WHAT IS REQUIRED :: Write out every single entry exactly.

DATA SUPPLIED ::
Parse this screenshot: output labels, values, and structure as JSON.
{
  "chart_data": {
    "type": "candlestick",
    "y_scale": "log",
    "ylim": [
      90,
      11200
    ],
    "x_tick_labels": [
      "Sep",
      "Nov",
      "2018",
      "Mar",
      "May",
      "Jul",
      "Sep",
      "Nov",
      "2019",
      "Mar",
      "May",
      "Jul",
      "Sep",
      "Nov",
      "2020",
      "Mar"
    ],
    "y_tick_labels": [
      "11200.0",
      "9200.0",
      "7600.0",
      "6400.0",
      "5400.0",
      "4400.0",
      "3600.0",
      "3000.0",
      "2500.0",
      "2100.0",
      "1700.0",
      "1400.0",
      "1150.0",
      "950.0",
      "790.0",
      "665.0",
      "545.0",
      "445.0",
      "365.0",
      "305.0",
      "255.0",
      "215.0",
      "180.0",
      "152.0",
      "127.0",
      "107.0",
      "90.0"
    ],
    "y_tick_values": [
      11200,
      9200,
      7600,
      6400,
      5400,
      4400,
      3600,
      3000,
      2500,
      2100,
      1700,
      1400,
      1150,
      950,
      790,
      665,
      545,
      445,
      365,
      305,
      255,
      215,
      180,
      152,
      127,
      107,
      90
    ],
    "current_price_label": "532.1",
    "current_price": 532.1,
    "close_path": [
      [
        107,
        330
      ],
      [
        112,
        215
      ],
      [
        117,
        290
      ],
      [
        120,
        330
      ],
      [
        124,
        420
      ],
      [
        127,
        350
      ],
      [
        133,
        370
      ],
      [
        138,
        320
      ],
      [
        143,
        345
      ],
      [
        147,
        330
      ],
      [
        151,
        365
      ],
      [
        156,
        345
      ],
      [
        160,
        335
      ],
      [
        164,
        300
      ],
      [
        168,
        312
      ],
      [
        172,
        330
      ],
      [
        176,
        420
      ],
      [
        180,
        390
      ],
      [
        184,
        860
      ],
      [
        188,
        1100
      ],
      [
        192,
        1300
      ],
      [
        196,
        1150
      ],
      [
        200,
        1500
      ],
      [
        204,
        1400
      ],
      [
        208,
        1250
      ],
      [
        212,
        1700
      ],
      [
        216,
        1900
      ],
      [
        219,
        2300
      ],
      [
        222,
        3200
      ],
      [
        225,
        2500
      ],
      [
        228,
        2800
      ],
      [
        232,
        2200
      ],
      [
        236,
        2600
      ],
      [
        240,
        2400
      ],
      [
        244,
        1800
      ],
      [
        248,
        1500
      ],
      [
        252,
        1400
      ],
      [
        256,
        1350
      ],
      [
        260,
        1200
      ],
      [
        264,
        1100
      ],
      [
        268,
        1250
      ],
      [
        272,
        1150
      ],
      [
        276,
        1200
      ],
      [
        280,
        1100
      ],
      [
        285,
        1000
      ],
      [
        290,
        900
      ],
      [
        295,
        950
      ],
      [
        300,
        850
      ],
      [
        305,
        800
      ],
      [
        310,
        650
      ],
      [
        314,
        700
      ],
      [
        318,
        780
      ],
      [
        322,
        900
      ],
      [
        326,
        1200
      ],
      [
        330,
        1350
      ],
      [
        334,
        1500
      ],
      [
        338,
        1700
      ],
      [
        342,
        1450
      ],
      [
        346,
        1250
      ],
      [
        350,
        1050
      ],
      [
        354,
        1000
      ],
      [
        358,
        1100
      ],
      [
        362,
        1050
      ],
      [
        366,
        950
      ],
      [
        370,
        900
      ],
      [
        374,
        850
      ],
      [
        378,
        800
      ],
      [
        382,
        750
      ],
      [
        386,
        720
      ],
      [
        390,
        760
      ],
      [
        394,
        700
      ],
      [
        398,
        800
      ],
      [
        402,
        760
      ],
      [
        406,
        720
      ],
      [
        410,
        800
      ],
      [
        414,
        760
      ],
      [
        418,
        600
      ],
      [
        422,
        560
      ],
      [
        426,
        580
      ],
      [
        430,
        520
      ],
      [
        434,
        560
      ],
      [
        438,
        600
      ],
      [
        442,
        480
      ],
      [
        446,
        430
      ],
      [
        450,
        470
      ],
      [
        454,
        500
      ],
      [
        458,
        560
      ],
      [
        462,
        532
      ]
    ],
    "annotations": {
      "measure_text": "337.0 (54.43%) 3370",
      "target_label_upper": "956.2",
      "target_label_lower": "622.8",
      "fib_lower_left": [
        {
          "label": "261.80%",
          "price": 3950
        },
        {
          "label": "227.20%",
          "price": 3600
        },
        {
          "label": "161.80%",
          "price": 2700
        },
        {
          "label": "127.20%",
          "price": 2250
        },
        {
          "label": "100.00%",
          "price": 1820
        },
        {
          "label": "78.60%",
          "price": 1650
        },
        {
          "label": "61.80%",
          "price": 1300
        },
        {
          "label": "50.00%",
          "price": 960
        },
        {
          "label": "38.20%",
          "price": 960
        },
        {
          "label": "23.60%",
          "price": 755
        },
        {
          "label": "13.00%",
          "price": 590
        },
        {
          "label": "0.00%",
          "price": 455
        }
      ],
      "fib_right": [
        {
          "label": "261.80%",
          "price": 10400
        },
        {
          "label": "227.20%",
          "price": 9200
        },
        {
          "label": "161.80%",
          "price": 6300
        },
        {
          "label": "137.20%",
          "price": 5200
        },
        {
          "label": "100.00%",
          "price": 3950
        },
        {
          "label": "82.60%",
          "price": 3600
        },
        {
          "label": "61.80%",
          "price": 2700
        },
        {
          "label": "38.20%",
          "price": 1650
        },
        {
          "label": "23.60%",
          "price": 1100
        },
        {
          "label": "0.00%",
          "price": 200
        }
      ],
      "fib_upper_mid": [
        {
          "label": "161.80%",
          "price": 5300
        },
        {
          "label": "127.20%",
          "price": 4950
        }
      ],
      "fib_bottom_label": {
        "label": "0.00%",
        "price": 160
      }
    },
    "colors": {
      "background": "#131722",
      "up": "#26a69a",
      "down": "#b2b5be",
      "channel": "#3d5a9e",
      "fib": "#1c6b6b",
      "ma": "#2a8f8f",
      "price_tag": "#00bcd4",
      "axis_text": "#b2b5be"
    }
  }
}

SOLUTION ::
Parse this screenshot: output labels, values, and structure as JSON.
{
  "chart_data": {
    "type": "candlestick",
    "y_scale": "log",
    "ylim": [
      90,
      11200
    ],
    "x_tick_labels": [
      "Sep",
      "Nov",
      "2018",
      "Mar",
      "May",
      "Jul",
      "Sep",
      "Nov",
      "2019",
      "Mar",
      "May",
      "Jul",
      "Sep",
      "Nov",
      "2020",
      "Mar"
    ],
    "y_tick_labels": [
      "11200.0",
      "9200.0",
      "7600.0",
      "6400.0",
      "5400.0",
      "4400.0",
      "3600.0",
      "3000.0",
      "2500.0",
      "2100.0",
      "1700.0",
      "1400.0",
      "1150.0",
      "950.0",
      "790.0",
      "665.0",
      "545.0",
      "445.0",
      "365.0",
      "305.0",
      "255.0",
      "215.0",
      "180.0",
      "152.0",
      "127.0",
      "107.0",
      "90.0"
    ],
    "y_tick_values": [
      11200,
      9200,
      7600,
      6400,
      5400,
      4400,
      3600,
      3000,
      2500,
      2100,
      1700,
      1400,
      1150,
      950,
      790,
      665,
      545,
      445,
      365,
      305,
      255,
      215,
      180,
      152,
      127,
      107,
      90
    ],
    "current_price_label": "532.1",
    "current_price": 532.1,
    "close_path": [
      [
        107,
        330
      ],
      [
        112,
        215
      ],
      [
        117,
        290
      ],
      [
        120,
        330
      ],
      [
        124,
        420
      ],
      [
        127,
        350
      ],
      [
        133,
        370
      ],
      [
        138,
        320
      ],
      [
        143,
        345
      ],
      [
        147,
        330
      ],
      [
        151,
        365
      ],
      [
        156,
        345
      ],
      [
        160,
        335
      ],
      [
        164,
        300
      ],
      [
        168,
        312
      ],
      [
        172,
        330
      ],
      [
        176,
        420
      ],
      [
        180,
        390
      ],
      [
        184,
        860
      ],
      [
        188,
        1100
      ],
      [
        192,
        1300
      ],
      [
        196,
        1150
      ],
      [
        200,
        1500
      ],
      [
        204,
        1400
      ],
      [
        208,
        1250
      ],
      [
        212,
        1700
      ],
      [
        216,
        1900
      ],
      [
        219,
        2300
      ],
      [
        222,
        3200
      ],
      [
        225,
        2500
      ],
      [
        228,
        2800
      ],
      [
        232,
        2200
      ],
      [
        236,
        2600
      ],
      [
        240,
        2400
      ],
      [
        244,
        1800
      ],
      [
        248,
        1500
      ],
      [
        252,
        1400
      ],
      [
        256,
        1350
      ],
      [
        260,
        1200
      ],
      [
        264,
        1100
      ],
      [
        268,
        1250
      ],
      [
        272,
        1150
      ],
      [
        276,
        1200
      ],
      [
        280,
        1100
      ],
      [
        285,
        1000
      ],
      [
        290,
        900
      ],
      [
        295,
        950
      ],
      [
        300,
        850
      ],
      [
        305,
        800
      ],
      [
        310,
        650
      ],
      [
        314,
        700
      ],
      [
        318,
        780
      ],
      [
        322,
        900
      ],
      [
        326,
        1200
      ],
      [
        330,
        1350
      ],
      [
        334,
        1500
      ],
      [
        338,
        1700
      ],
      [
        342,
        1450
      ],
      [
        346,
        1250
      ],
      [
        350,
        1050
      ],
      [
        354,
        1000
      ],
      [
        358,
        1100
      ],
      [
        362,
        1050
      ],
      [
        366,
        950
      ],
      [
        370,
        900
      ],
      [
        374,
        850
      ],
      [
        378,
        800
      ],
      [
        382,
        750
      ],
      [
        386,
        720
      ],
      [
        390,
        760
      ],
      [
        394,
        700
      ],
      [
        398,
        800
      ],
      [
        402,
        760
      ],
      [
        406,
        720
      ],
      [
        410,
        800
      ],
      [
        414,
        760
      ],
      [
        418,
        600
      ],
      [
        422,
        560
      ],
      [
        426,
        580
      ],
      [
        430,
        520
      ],
      [
        434,
        560
      ],
      [
        438,
        600
      ],
      [
        442,
        480
      ],
      [
        446,
        430
      ],
      [
        450,
        470
      ],
      [
        454,
        500
      ],
      [
        458,
        560
      ],
      [
        462,
        532
      ]
    ],
    "annotations": {
      "measure_text": "337.0 (54.43%) 3370",
      "target_label_upper": "956.2",
      "target_label_lower": "622.8",
      "fib_lower_left": [
        {
          "label": "261.80%",
          "price": 3950
        },
        {
          "label": "227.20%",
          "price": 3600
        },
        {
          "label": "161.80%",
          "price": 2700
        },
        {
          "label": "127.20%",
          "price": 2250
        },
        {
          "label": "100.00%",
          "price": 1820
        },
        {
          "label": "78.60%",
          "price": 1650
        },
        {
          "label": "61.80%",
          "price": 1300
        },
        {
          "label": "50.00%",
          "price": 960
        },
        {
          "label": "38.20%",
          "price": 960
        },
        {
          "label": "23.60%",
          "price": 755
        },
        {
          "label": "13.00%",
          "price": 590
        },
        {
          "label": "0.00%",
          "price": 455
        }
      ],
      "fib_right": [
        {
          "label": "261.80%",
          "price": 10400
        },
        {
          "label": "227.20%",
          "price": 9200
        },
        {
          "label": "161.80%",
          "price": 6300
        },
        {
          "label": "137.20%",
          "price": 5200
        },
        {
          "label": "100.00%",
          "price": 3950
        },
        {
          "label": "82.60%",
          "price": 3600
        },
        {
          "label": "61.80%",
          "price": 2700
        },
        {
          "label": "38.20%",
          "price": 1650
        },
        {
          "label": "23.60%",
          "price": 1100
        },
        {
          "label": "0.00%",
          "price": 200
        }
      ],
      "fib_upper_mid": [
        {
          "label": "161.80%",
          "price": 5300
        },
        {
          "label": "127.20%",
          "price": 4950
        }
      ],
      "fib_bottom_label": {
        "label": "0.00%",
        "price": 160
      }
    },
    "colors": {
      "background": "#131722",
      "up": "#26a69a",
      "down": "#b2b5be",
      "channel": "#3d5a9e",
      "fib": "#1c6b6b",
      "ma": "#2a8f8f",
      "price_tag": "#00bcd4",
      "axis_text": "#b2b5be"
    }
  }
}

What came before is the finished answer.